── Entries supplied ──
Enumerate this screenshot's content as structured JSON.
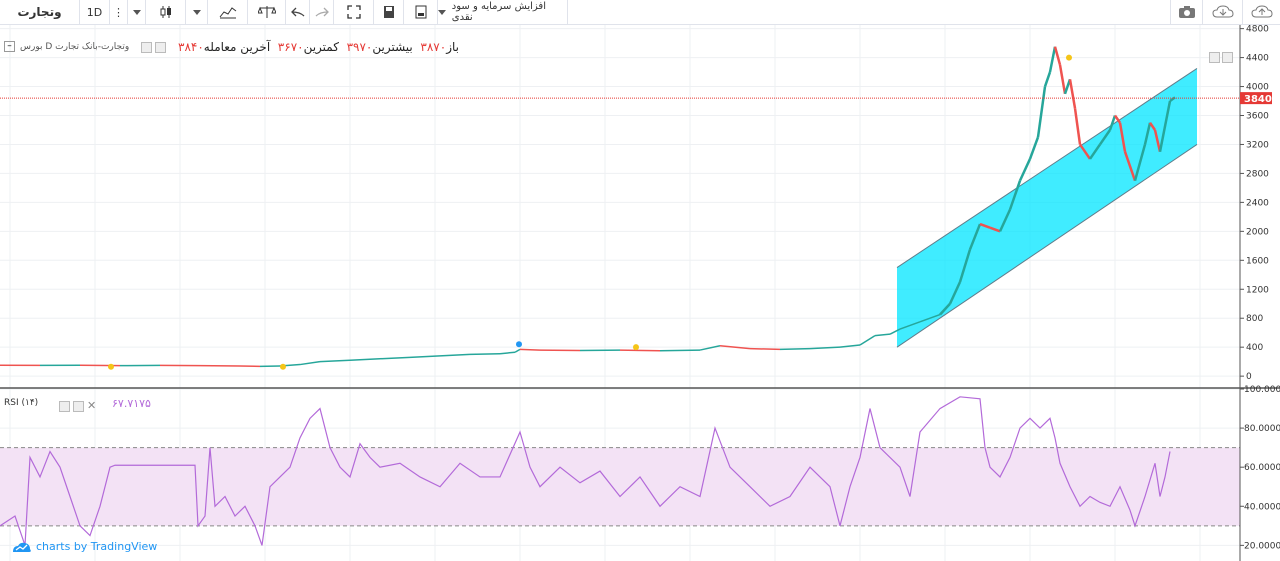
{
  "toolbar": {
    "symbol": "وتجارت",
    "interval": "1D",
    "indicator_label": "افزایش سرمایه و سود نقدی"
  },
  "legend": {
    "source": "بورس D وتجارت-بانک تجارت",
    "open_label": "باز",
    "open_value": "۳۸۷۰",
    "high_label": "بیشترین",
    "high_value": "۳۹۷۰",
    "low_label": "کمترین",
    "low_value": "۳۶۷۰",
    "close_label": "آخرین معامله",
    "close_value": "۳۸۴۰"
  },
  "rsi": {
    "label": "RSI (۱۴)",
    "value": "۶۷.۷۱۷۵"
  },
  "branding": {
    "text": "charts by TradingView"
  },
  "colors": {
    "up": "#26a69a",
    "down": "#ef5350",
    "channel": "#00e5ff",
    "rsi_line": "#b36ad9",
    "rsi_band": "#f3e2f5",
    "price_line": "#e53935"
  },
  "chart_data": [
    {
      "type": "line",
      "title": "",
      "y_axis": {
        "range": [
          -150,
          4850
        ],
        "ticks": [
          0,
          400,
          800,
          1200,
          1600,
          2000,
          2400,
          2800,
          3200,
          3600,
          4000,
          4400,
          4800
        ]
      },
      "last_price_label": "3840",
      "last_price": 3840,
      "x_range": [
        0,
        1240
      ],
      "series": [
        {
          "values": [
            [
              0,
              150
            ],
            [
              40,
              148
            ],
            [
              80,
              150
            ],
            [
              120,
              145
            ],
            [
              160,
              148
            ],
            [
              200,
              145
            ],
            [
              240,
              140
            ],
            [
              260,
              135
            ],
            [
              280,
              140
            ],
            [
              300,
              160
            ],
            [
              320,
              200
            ],
            [
              350,
              220
            ],
            [
              380,
              240
            ],
            [
              410,
              260
            ],
            [
              440,
              280
            ],
            [
              470,
              300
            ],
            [
              500,
              310
            ],
            [
              515,
              330
            ],
            [
              520,
              370
            ],
            [
              540,
              360
            ],
            [
              580,
              355
            ],
            [
              620,
              360
            ],
            [
              660,
              350
            ],
            [
              700,
              360
            ],
            [
              720,
              420
            ],
            [
              750,
              380
            ],
            [
              780,
              370
            ],
            [
              810,
              380
            ],
            [
              840,
              400
            ],
            [
              860,
              430
            ],
            [
              875,
              560
            ],
            [
              890,
              580
            ],
            [
              900,
              650
            ],
            [
              920,
              750
            ],
            [
              940,
              850
            ],
            [
              950,
              1000
            ],
            [
              960,
              1300
            ],
            [
              970,
              1750
            ],
            [
              980,
              2100
            ],
            [
              990,
              2050
            ],
            [
              1000,
              2000
            ],
            [
              1010,
              2300
            ],
            [
              1020,
              2700
            ],
            [
              1030,
              3000
            ],
            [
              1038,
              3300
            ],
            [
              1045,
              4000
            ],
            [
              1050,
              4200
            ],
            [
              1055,
              4550
            ],
            [
              1060,
              4300
            ],
            [
              1065,
              3900
            ],
            [
              1070,
              4100
            ],
            [
              1075,
              3700
            ],
            [
              1080,
              3200
            ],
            [
              1090,
              3000
            ],
            [
              1100,
              3200
            ],
            [
              1110,
              3400
            ],
            [
              1115,
              3600
            ],
            [
              1120,
              3500
            ],
            [
              1125,
              3100
            ],
            [
              1135,
              2700
            ],
            [
              1145,
              3200
            ],
            [
              1150,
              3500
            ],
            [
              1155,
              3400
            ],
            [
              1160,
              3100
            ],
            [
              1170,
              3800
            ],
            [
              1175,
              3850
            ]
          ]
        }
      ],
      "channel": {
        "upper": [
          [
            897,
            1500
          ],
          [
            1197,
            4250
          ]
        ],
        "lower": [
          [
            897,
            400
          ],
          [
            1197,
            3200
          ]
        ]
      }
    },
    {
      "type": "line",
      "title": "",
      "y_axis": {
        "range": [
          12,
          100
        ],
        "ticks": [
          20,
          40,
          60,
          80,
          100
        ],
        "tick_labels": [
          "20.0000",
          "40.0000",
          "60.0000",
          "80.0000",
          "100.0000"
        ]
      },
      "band": [
        30,
        70
      ],
      "series": [
        {
          "values": [
            [
              0,
              30
            ],
            [
              15,
              35
            ],
            [
              25,
              20
            ],
            [
              30,
              65
            ],
            [
              40,
              55
            ],
            [
              50,
              68
            ],
            [
              60,
              60
            ],
            [
              70,
              45
            ],
            [
              80,
              30
            ],
            [
              90,
              25
            ],
            [
              100,
              40
            ],
            [
              110,
              60
            ],
            [
              115,
              61
            ],
            [
              120,
              61
            ],
            [
              160,
              61
            ],
            [
              195,
              61
            ],
            [
              198,
              30
            ],
            [
              205,
              35
            ],
            [
              210,
              70
            ],
            [
              215,
              40
            ],
            [
              225,
              45
            ],
            [
              235,
              35
            ],
            [
              245,
              40
            ],
            [
              255,
              30
            ],
            [
              262,
              20
            ],
            [
              270,
              50
            ],
            [
              280,
              55
            ],
            [
              290,
              60
            ],
            [
              300,
              75
            ],
            [
              310,
              85
            ],
            [
              320,
              90
            ],
            [
              330,
              70
            ],
            [
              340,
              60
            ],
            [
              350,
              55
            ],
            [
              360,
              72
            ],
            [
              370,
              65
            ],
            [
              380,
              60
            ],
            [
              400,
              62
            ],
            [
              420,
              55
            ],
            [
              440,
              50
            ],
            [
              460,
              62
            ],
            [
              480,
              55
            ],
            [
              500,
              55
            ],
            [
              520,
              78
            ],
            [
              530,
              60
            ],
            [
              540,
              50
            ],
            [
              560,
              60
            ],
            [
              580,
              52
            ],
            [
              600,
              58
            ],
            [
              620,
              45
            ],
            [
              640,
              55
            ],
            [
              660,
              40
            ],
            [
              680,
              50
            ],
            [
              700,
              45
            ],
            [
              715,
              80
            ],
            [
              730,
              60
            ],
            [
              750,
              50
            ],
            [
              770,
              40
            ],
            [
              790,
              45
            ],
            [
              810,
              60
            ],
            [
              830,
              50
            ],
            [
              840,
              30
            ],
            [
              850,
              50
            ],
            [
              860,
              65
            ],
            [
              870,
              90
            ],
            [
              880,
              70
            ],
            [
              900,
              60
            ],
            [
              910,
              45
            ],
            [
              920,
              78
            ],
            [
              940,
              90
            ],
            [
              960,
              96
            ],
            [
              980,
              95
            ],
            [
              985,
              70
            ],
            [
              990,
              60
            ],
            [
              1000,
              55
            ],
            [
              1010,
              65
            ],
            [
              1020,
              80
            ],
            [
              1030,
              85
            ],
            [
              1040,
              80
            ],
            [
              1050,
              85
            ],
            [
              1055,
              75
            ],
            [
              1060,
              62
            ],
            [
              1070,
              50
            ],
            [
              1080,
              40
            ],
            [
              1090,
              45
            ],
            [
              1100,
              42
            ],
            [
              1110,
              40
            ],
            [
              1120,
              50
            ],
            [
              1130,
              38
            ],
            [
              1135,
              30
            ],
            [
              1145,
              45
            ],
            [
              1155,
              62
            ],
            [
              1160,
              45
            ],
            [
              1165,
              55
            ],
            [
              1170,
              68
            ]
          ]
        }
      ]
    }
  ]
}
───
» Stated goal
Please write out all the data again word for word, but not the pictures.

» Response to the task
Enumerate this screenshot's content as structured JSON.
{
  "toolbar": {
    "symbol": "وتجارت",
    "interval": "1D",
    "indicator_label": "افزایش سرمایه و سود نقدی"
  },
  "legend": {
    "source": "بورس D وتجارت-بانک تجارت",
    "open_label": "باز",
    "open_value": "۳۸۷۰",
    "high_label": "بیشترین",
    "high_value": "۳۹۷۰",
    "low_label": "کمترین",
    "low_value": "۳۶۷۰",
    "close_label": "آخرین معامله",
    "close_value": "۳۸۴۰"
  },
  "rsi": {
    "label": "RSI (۱۴)",
    "value": "۶۷.۷۱۷۵"
  },
  "branding": {
    "text": "charts by TradingView"
  },
  "colors": {
    "up": "#26a69a",
    "down": "#ef5350",
    "channel": "#00e5ff",
    "rsi_line": "#b36ad9",
    "rsi_band": "#f3e2f5",
    "price_line": "#e53935"
  },
  "chart_data": [
    {
      "type": "line",
      "title": "",
      "y_axis": {
        "range": [
          -150,
          4850
        ],
        "ticks": [
          0,
          400,
          800,
          1200,
          1600,
          2000,
          2400,
          2800,
          3200,
          3600,
          4000,
          4400,
          4800
        ]
      },
      "last_price_label": "3840",
      "last_price": 3840,
      "x_range": [
        0,
        1240
      ],
      "series": [
        {
          "values": [
            [
              0,
              150
            ],
            [
              40,
              148
            ],
            [
              80,
              150
            ],
            [
              120,
              145
            ],
            [
              160,
              148
            ],
            [
              200,
              145
            ],
            [
              240,
              140
            ],
            [
              260,
              135
            ],
            [
              280,
              140
            ],
            [
              300,
              160
            ],
            [
              320,
              200
            ],
            [
              350,
              220
            ],
            [
              380,
              240
            ],
            [
              410,
              260
            ],
            [
              440,
              280
            ],
            [
              470,
              300
            ],
            [
              500,
              310
            ],
            [
              515,
              330
            ],
            [
              520,
              370
            ],
            [
              540,
              360
            ],
            [
              580,
              355
            ],
            [
              620,
              360
            ],
            [
              660,
              350
            ],
            [
              700,
              360
            ],
            [
              720,
              420
            ],
            [
              750,
              380
            ],
            [
              780,
              370
            ],
            [
              810,
              380
            ],
            [
              840,
              400
            ],
            [
              860,
              430
            ],
            [
              875,
              560
            ],
            [
              890,
              580
            ],
            [
              900,
              650
            ],
            [
              920,
              750
            ],
            [
              940,
              850
            ],
            [
              950,
              1000
            ],
            [
              960,
              1300
            ],
            [
              970,
              1750
            ],
            [
              980,
              2100
            ],
            [
              990,
              2050
            ],
            [
              1000,
              2000
            ],
            [
              1010,
              2300
            ],
            [
              1020,
              2700
            ],
            [
              1030,
              3000
            ],
            [
              1038,
              3300
            ],
            [
              1045,
              4000
            ],
            [
              1050,
              4200
            ],
            [
              1055,
              4550
            ],
            [
              1060,
              4300
            ],
            [
              1065,
              3900
            ],
            [
              1070,
              4100
            ],
            [
              1075,
              3700
            ],
            [
              1080,
              3200
            ],
            [
              1090,
              3000
            ],
            [
              1100,
              3200
            ],
            [
              1110,
              3400
            ],
            [
              1115,
              3600
            ],
            [
              1120,
              3500
            ],
            [
              1125,
              3100
            ],
            [
              1135,
              2700
            ],
            [
              1145,
              3200
            ],
            [
              1150,
              3500
            ],
            [
              1155,
              3400
            ],
            [
              1160,
              3100
            ],
            [
              1170,
              3800
            ],
            [
              1175,
              3850
            ]
          ]
        }
      ],
      "channel": {
        "upper": [
          [
            897,
            1500
          ],
          [
            1197,
            4250
          ]
        ],
        "lower": [
          [
            897,
            400
          ],
          [
            1197,
            3200
          ]
        ]
      }
    },
    {
      "type": "line",
      "title": "",
      "y_axis": {
        "range": [
          12,
          100
        ],
        "ticks": [
          20,
          40,
          60,
          80,
          100
        ],
        "tick_labels": [
          "20.0000",
          "40.0000",
          "60.0000",
          "80.0000",
          "100.0000"
        ]
      },
      "band": [
        30,
        70
      ],
      "series": [
        {
          "values": [
            [
              0,
              30
            ],
            [
              15,
              35
            ],
            [
              25,
              20
            ],
            [
              30,
              65
            ],
            [
              40,
              55
            ],
            [
              50,
              68
            ],
            [
              60,
              60
            ],
            [
              70,
              45
            ],
            [
              80,
              30
            ],
            [
              90,
              25
            ],
            [
              100,
              40
            ],
            [
              110,
              60
            ],
            [
              115,
              61
            ],
            [
              120,
              61
            ],
            [
              160,
              61
            ],
            [
              195,
              61
            ],
            [
              198,
              30
            ],
            [
              205,
              35
            ],
            [
              210,
              70
            ],
            [
              215,
              40
            ],
            [
              225,
              45
            ],
            [
              235,
              35
            ],
            [
              245,
              40
            ],
            [
              255,
              30
            ],
            [
              262,
              20
            ],
            [
              270,
              50
            ],
            [
              280,
              55
            ],
            [
              290,
              60
            ],
            [
              300,
              75
            ],
            [
              310,
              85
            ],
            [
              320,
              90
            ],
            [
              330,
              70
            ],
            [
              340,
              60
            ],
            [
              350,
              55
            ],
            [
              360,
              72
            ],
            [
              370,
              65
            ],
            [
              380,
              60
            ],
            [
              400,
              62
            ],
            [
              420,
              55
            ],
            [
              440,
              50
            ],
            [
              460,
              62
            ],
            [
              480,
              55
            ],
            [
              500,
              55
            ],
            [
              520,
              78
            ],
            [
              530,
              60
            ],
            [
              540,
              50
            ],
            [
              560,
              60
            ],
            [
              580,
              52
            ],
            [
              600,
              58
            ],
            [
              620,
              45
            ],
            [
              640,
              55
            ],
            [
              660,
              40
            ],
            [
              680,
              50
            ],
            [
              700,
              45
            ],
            [
              715,
              80
            ],
            [
              730,
              60
            ],
            [
              750,
              50
            ],
            [
              770,
              40
            ],
            [
              790,
              45
            ],
            [
              810,
              60
            ],
            [
              830,
              50
            ],
            [
              840,
              30
            ],
            [
              850,
              50
            ],
            [
              860,
              65
            ],
            [
              870,
              90
            ],
            [
              880,
              70
            ],
            [
              900,
              60
            ],
            [
              910,
              45
            ],
            [
              920,
              78
            ],
            [
              940,
              90
            ],
            [
              960,
              96
            ],
            [
              980,
              95
            ],
            [
              985,
              70
            ],
            [
              990,
              60
            ],
            [
              1000,
              55
            ],
            [
              1010,
              65
            ],
            [
              1020,
              80
            ],
            [
              1030,
              85
            ],
            [
              1040,
              80
            ],
            [
              1050,
              85
            ],
            [
              1055,
              75
            ],
            [
              1060,
              62
            ],
            [
              1070,
              50
            ],
            [
              1080,
              40
            ],
            [
              1090,
              45
            ],
            [
              1100,
              42
            ],
            [
              1110,
              40
            ],
            [
              1120,
              50
            ],
            [
              1130,
              38
            ],
            [
              1135,
              30
            ],
            [
              1145,
              45
            ],
            [
              1155,
              62
            ],
            [
              1160,
              45
            ],
            [
              1165,
              55
            ],
            [
              1170,
              68
            ]
          ]
        }
      ]
    }
  ]
}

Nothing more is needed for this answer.